=== Records for the task ===

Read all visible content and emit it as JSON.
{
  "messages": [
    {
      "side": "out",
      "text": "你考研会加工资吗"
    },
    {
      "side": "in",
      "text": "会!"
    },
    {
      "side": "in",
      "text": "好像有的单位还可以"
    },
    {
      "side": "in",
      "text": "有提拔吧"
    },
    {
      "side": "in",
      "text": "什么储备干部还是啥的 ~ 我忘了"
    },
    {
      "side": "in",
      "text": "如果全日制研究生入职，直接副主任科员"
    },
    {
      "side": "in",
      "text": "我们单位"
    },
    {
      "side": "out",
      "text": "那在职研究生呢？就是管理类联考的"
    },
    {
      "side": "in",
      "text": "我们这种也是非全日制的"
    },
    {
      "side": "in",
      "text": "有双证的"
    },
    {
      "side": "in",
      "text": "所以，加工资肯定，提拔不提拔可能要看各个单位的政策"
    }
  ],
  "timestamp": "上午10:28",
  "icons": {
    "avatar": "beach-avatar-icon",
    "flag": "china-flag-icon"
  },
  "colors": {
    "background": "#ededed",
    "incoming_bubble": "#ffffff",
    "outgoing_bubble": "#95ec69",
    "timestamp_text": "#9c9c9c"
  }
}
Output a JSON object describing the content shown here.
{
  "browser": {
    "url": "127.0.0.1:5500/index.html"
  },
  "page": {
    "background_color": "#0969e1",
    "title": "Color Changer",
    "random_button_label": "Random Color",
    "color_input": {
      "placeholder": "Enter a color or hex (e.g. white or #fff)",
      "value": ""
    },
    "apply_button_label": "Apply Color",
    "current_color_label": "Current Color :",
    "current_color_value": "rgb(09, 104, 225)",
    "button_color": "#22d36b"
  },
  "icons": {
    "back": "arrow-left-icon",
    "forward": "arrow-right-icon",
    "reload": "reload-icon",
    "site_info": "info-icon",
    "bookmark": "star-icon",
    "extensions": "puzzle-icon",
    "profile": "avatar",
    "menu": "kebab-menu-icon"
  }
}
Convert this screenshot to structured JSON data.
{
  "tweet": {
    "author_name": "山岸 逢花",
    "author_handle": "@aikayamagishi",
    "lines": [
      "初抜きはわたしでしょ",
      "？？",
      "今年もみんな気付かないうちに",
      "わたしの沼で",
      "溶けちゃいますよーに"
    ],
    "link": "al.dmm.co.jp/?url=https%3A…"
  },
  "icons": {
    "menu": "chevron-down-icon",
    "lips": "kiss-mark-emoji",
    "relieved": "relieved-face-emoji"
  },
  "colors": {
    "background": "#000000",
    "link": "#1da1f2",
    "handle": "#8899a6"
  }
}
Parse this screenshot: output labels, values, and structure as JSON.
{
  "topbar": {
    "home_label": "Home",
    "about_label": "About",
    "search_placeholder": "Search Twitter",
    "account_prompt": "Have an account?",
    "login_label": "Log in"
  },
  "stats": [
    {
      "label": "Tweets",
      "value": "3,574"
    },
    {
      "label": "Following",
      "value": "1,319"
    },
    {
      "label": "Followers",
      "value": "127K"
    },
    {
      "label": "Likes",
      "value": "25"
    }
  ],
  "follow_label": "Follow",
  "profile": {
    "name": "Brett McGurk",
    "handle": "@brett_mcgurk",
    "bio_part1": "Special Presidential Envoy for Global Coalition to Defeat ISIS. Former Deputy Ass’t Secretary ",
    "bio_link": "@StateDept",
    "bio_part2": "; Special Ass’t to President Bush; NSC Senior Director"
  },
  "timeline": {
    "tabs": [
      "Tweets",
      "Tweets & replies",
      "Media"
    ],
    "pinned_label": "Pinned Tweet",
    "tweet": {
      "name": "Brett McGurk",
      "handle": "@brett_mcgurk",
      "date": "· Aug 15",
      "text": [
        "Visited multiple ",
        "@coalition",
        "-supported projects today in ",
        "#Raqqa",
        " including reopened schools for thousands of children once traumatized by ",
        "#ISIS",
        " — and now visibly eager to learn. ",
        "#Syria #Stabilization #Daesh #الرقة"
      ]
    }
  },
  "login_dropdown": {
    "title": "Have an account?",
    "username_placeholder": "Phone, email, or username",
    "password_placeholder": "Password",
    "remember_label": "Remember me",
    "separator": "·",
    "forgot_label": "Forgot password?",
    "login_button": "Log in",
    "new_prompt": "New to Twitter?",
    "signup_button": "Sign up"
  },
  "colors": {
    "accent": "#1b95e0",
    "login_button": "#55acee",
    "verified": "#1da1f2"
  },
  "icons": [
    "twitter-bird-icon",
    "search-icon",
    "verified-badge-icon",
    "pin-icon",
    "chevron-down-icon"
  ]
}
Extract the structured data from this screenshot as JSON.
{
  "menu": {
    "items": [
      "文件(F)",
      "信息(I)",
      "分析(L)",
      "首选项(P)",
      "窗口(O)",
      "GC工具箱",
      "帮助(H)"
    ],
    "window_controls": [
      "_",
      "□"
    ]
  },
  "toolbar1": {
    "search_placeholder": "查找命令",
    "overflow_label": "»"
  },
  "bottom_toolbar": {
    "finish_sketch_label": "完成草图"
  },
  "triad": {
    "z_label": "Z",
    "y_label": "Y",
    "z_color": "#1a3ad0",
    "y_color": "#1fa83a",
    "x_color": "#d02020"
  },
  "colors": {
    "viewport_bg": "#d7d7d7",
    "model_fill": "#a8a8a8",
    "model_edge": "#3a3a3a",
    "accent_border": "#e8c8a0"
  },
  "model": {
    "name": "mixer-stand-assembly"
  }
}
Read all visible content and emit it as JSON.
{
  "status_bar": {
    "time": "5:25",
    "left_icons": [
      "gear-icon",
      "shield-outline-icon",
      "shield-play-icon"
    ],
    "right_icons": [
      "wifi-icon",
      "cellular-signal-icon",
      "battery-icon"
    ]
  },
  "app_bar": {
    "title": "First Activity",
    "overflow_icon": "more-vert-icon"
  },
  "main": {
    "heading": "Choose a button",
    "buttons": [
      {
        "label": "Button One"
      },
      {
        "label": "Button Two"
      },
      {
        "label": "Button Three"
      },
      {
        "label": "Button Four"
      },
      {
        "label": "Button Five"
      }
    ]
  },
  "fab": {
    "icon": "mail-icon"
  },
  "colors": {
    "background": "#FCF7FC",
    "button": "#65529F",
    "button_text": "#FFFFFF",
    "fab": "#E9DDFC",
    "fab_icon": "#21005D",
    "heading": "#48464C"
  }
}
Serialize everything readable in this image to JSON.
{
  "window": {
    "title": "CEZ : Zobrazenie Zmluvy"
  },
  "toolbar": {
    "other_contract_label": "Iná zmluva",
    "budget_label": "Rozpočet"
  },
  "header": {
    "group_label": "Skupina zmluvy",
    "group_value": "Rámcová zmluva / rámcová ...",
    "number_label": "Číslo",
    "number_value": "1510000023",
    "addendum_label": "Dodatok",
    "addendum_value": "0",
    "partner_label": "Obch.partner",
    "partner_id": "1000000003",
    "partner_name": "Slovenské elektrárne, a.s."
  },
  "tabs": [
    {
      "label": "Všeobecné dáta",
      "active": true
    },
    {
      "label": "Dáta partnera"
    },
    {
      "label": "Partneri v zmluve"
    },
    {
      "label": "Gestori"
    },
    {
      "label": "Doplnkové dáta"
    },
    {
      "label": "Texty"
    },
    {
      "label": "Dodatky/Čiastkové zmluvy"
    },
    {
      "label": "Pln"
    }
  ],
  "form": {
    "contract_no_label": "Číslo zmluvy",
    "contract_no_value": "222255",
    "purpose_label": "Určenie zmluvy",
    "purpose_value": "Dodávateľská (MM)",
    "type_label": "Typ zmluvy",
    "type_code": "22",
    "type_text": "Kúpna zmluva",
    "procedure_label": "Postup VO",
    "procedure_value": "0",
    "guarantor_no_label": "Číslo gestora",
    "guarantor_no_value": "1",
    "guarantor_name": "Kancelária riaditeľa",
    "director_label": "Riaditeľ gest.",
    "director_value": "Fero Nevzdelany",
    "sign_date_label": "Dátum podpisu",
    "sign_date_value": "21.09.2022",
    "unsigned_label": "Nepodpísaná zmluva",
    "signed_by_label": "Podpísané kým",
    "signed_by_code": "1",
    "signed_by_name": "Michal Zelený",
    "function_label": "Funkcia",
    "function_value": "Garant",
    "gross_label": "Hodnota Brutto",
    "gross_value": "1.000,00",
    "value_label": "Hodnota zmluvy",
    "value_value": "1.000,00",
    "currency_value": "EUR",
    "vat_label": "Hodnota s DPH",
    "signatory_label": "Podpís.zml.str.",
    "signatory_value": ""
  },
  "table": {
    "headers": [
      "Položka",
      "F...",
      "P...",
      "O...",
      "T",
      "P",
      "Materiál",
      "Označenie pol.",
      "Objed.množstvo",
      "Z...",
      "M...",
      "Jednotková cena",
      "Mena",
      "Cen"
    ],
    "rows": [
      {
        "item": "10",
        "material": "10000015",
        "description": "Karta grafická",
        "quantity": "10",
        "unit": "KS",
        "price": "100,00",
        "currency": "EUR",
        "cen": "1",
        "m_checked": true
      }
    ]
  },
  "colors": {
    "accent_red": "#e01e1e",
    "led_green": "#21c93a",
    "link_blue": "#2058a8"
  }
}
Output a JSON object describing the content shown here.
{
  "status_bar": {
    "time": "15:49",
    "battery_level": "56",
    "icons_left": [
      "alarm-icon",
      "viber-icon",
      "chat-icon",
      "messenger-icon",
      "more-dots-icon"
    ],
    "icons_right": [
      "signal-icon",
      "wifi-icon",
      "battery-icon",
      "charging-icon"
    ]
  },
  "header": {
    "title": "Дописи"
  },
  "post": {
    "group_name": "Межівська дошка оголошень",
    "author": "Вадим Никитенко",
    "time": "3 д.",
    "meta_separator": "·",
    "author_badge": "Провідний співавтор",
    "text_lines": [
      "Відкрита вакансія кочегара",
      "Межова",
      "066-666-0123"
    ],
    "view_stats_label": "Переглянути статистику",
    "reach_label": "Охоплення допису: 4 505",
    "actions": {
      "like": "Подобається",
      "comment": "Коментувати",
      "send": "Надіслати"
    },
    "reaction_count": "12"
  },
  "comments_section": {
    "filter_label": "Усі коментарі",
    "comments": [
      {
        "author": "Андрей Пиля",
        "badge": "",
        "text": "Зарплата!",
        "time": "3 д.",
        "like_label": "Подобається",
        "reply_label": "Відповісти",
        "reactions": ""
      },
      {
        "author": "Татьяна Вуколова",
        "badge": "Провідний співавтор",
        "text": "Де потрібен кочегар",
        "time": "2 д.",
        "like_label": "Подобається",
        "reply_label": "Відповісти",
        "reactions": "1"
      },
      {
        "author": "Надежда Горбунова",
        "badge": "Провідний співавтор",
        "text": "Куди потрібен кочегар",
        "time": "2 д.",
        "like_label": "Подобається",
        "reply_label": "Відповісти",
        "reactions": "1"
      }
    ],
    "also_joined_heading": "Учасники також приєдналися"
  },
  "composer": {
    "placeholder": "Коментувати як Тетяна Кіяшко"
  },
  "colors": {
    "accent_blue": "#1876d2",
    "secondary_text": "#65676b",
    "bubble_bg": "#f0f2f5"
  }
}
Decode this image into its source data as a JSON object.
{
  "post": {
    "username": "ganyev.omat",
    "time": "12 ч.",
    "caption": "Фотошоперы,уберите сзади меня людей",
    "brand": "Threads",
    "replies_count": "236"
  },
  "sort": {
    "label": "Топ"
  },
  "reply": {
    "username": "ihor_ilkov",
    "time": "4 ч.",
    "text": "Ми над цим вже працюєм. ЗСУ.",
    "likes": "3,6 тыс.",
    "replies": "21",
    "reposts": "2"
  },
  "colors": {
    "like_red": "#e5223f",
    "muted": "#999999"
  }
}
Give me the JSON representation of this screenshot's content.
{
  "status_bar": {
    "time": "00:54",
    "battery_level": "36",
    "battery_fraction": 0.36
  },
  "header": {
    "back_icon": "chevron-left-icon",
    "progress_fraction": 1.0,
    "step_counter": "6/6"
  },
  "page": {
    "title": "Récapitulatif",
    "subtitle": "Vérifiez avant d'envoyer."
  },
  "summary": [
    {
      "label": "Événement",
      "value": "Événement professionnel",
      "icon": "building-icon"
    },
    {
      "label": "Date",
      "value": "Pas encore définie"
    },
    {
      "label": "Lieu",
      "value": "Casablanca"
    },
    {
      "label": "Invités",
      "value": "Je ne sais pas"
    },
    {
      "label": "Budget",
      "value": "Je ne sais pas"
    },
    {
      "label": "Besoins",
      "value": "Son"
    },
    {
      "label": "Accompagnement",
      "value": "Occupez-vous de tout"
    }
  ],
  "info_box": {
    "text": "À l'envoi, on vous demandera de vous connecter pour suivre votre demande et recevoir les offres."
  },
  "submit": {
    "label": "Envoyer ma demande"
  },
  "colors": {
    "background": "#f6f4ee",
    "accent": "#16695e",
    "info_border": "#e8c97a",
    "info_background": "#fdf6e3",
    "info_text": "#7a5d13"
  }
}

===

• [Your task]: Your task is to list each line of the records with the word "structured".

• [Answer to the problem]:
Convert this screenshot to structured JSON data.
Extract the structured data from this screenshot as JSON.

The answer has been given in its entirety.